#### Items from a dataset

━━━━━━━━━━━━━━━━━━━━━━━━━━━━━━

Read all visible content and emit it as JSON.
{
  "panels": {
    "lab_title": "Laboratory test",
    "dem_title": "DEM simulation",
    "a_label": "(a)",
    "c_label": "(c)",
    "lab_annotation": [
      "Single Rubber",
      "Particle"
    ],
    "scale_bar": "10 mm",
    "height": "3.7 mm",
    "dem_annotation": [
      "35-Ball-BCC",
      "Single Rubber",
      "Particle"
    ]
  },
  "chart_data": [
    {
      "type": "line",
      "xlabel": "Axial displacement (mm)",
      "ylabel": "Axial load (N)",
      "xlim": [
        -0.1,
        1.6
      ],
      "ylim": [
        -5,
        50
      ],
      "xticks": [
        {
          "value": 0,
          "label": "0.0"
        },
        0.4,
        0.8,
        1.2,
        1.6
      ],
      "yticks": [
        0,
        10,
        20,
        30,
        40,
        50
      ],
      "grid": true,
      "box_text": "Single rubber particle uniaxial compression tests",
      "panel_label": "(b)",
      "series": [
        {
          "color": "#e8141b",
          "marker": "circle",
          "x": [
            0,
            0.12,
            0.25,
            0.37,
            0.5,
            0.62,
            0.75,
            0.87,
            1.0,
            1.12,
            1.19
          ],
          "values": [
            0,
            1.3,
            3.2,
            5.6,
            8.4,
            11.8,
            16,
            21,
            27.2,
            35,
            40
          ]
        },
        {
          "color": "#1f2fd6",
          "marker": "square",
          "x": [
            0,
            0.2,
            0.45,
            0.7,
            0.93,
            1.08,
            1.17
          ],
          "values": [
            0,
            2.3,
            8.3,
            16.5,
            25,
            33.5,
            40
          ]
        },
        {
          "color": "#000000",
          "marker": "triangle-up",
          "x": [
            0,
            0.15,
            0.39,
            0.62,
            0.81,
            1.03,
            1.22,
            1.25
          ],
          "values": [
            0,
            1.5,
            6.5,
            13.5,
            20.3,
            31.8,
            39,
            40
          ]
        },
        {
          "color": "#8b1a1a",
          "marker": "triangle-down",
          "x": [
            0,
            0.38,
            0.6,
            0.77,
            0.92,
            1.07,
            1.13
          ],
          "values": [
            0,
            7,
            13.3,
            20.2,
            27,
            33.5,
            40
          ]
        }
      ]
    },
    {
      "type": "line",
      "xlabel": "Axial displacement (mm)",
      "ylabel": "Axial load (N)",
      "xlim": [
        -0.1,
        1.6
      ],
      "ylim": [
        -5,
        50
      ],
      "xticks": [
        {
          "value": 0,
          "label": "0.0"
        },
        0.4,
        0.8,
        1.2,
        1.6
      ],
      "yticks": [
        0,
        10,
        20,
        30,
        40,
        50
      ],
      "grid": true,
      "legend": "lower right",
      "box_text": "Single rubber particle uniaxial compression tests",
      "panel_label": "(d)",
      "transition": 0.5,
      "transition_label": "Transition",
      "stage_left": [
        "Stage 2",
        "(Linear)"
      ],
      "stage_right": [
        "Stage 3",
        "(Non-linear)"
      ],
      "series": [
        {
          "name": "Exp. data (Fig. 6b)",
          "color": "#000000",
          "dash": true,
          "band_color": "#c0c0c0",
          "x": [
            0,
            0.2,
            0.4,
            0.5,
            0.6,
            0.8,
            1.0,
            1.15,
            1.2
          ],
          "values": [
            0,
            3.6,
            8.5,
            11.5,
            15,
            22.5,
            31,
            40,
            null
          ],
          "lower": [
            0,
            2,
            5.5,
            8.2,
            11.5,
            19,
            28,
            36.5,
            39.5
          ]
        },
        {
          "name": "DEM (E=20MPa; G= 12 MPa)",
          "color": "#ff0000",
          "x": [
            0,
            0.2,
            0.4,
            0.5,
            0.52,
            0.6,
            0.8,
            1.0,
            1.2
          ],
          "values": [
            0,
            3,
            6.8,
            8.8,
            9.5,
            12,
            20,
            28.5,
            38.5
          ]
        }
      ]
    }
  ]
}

━━━━━━━━━━━━━━━━━━━━━━━━━━━━━━

#### Work required
Write out the whole listing again. Match it word for word.

#### Answer for this exercise
Read all visible content and emit it as JSON.
{
  "panels": {
    "lab_title": "Laboratory test",
    "dem_title": "DEM simulation",
    "a_label": "(a)",
    "c_label": "(c)",
    "lab_annotation": [
      "Single Rubber",
      "Particle"
    ],
    "scale_bar": "10 mm",
    "height": "3.7 mm",
    "dem_annotation": [
      "35-Ball-BCC",
      "Single Rubber",
      "Particle"
    ]
  },
  "chart_data": [
    {
      "type": "line",
      "xlabel": "Axial displacement (mm)",
      "ylabel": "Axial load (N)",
      "xlim": [
        -0.1,
        1.6
      ],
      "ylim": [
        -5,
        50
      ],
      "xticks": [
        {
          "value": 0,
          "label": "0.0"
        },
        0.4,
        0.8,
        1.2,
        1.6
      ],
      "yticks": [
        0,
        10,
        20,
        30,
        40,
        50
      ],
      "grid": true,
      "box_text": "Single rubber particle uniaxial compression tests",
      "panel_label": "(b)",
      "series": [
        {
          "color": "#e8141b",
          "marker": "circle",
          "x": [
            0,
            0.12,
            0.25,
            0.37,
            0.5,
            0.62,
            0.75,
            0.87,
            1.0,
            1.12,
            1.19
          ],
          "values": [
            0,
            1.3,
            3.2,
            5.6,
            8.4,
            11.8,
            16,
            21,
            27.2,
            35,
            40
          ]
        },
        {
          "color": "#1f2fd6",
          "marker": "square",
          "x": [
            0,
            0.2,
            0.45,
            0.7,
            0.93,
            1.08,
            1.17
          ],
          "values": [
            0,
            2.3,
            8.3,
            16.5,
            25,
            33.5,
            40
          ]
        },
        {
          "color": "#000000",
          "marker": "triangle-up",
          "x": [
            0,
            0.15,
            0.39,
            0.62,
            0.81,
            1.03,
            1.22,
            1.25
          ],
          "values": [
            0,
            1.5,
            6.5,
            13.5,
            20.3,
            31.8,
            39,
            40
          ]
        },
        {
          "color": "#8b1a1a",
          "marker": "triangle-down",
          "x": [
            0,
            0.38,
            0.6,
            0.77,
            0.92,
            1.07,
            1.13
          ],
          "values": [
            0,
            7,
            13.3,
            20.2,
            27,
            33.5,
            40
          ]
        }
      ]
    },
    {
      "type": "line",
      "xlabel": "Axial displacement (mm)",
      "ylabel": "Axial load (N)",
      "xlim": [
        -0.1,
        1.6
      ],
      "ylim": [
        -5,
        50
      ],
      "xticks": [
        {
          "value": 0,
          "label": "0.0"
        },
        0.4,
        0.8,
        1.2,
        1.6
      ],
      "yticks": [
        0,
        10,
        20,
        30,
        40,
        50
      ],
      "grid": true,
      "legend": "lower right",
      "box_text": "Single rubber particle uniaxial compression tests",
      "panel_label": "(d)",
      "transition": 0.5,
      "transition_label": "Transition",
      "stage_left": [
        "Stage 2",
        "(Linear)"
      ],
      "stage_right": [
        "Stage 3",
        "(Non-linear)"
      ],
      "series": [
        {
          "name": "Exp. data (Fig. 6b)",
          "color": "#000000",
          "dash": true,
          "band_color": "#c0c0c0",
          "x": [
            0,
            0.2,
            0.4,
            0.5,
            0.6,
            0.8,
            1.0,
            1.15,
            1.2
          ],
          "values": [
            0,
            3.6,
            8.5,
            11.5,
            15,
            22.5,
            31,
            40,
            null
          ],
          "lower": [
            0,
            2,
            5.5,
            8.2,
            11.5,
            19,
            28,
            36.5,
            39.5
          ]
        },
        {
          "name": "DEM (E=20MPa; G= 12 MPa)",
          "color": "#ff0000",
          "x": [
            0,
            0.2,
            0.4,
            0.5,
            0.52,
            0.6,
            0.8,
            1.0,
            1.2
          ],
          "values": [
            0,
            3,
            6.8,
            8.8,
            9.5,
            12,
            20,
            28.5,
            38.5
          ]
        }
      ]
    }
  ]
}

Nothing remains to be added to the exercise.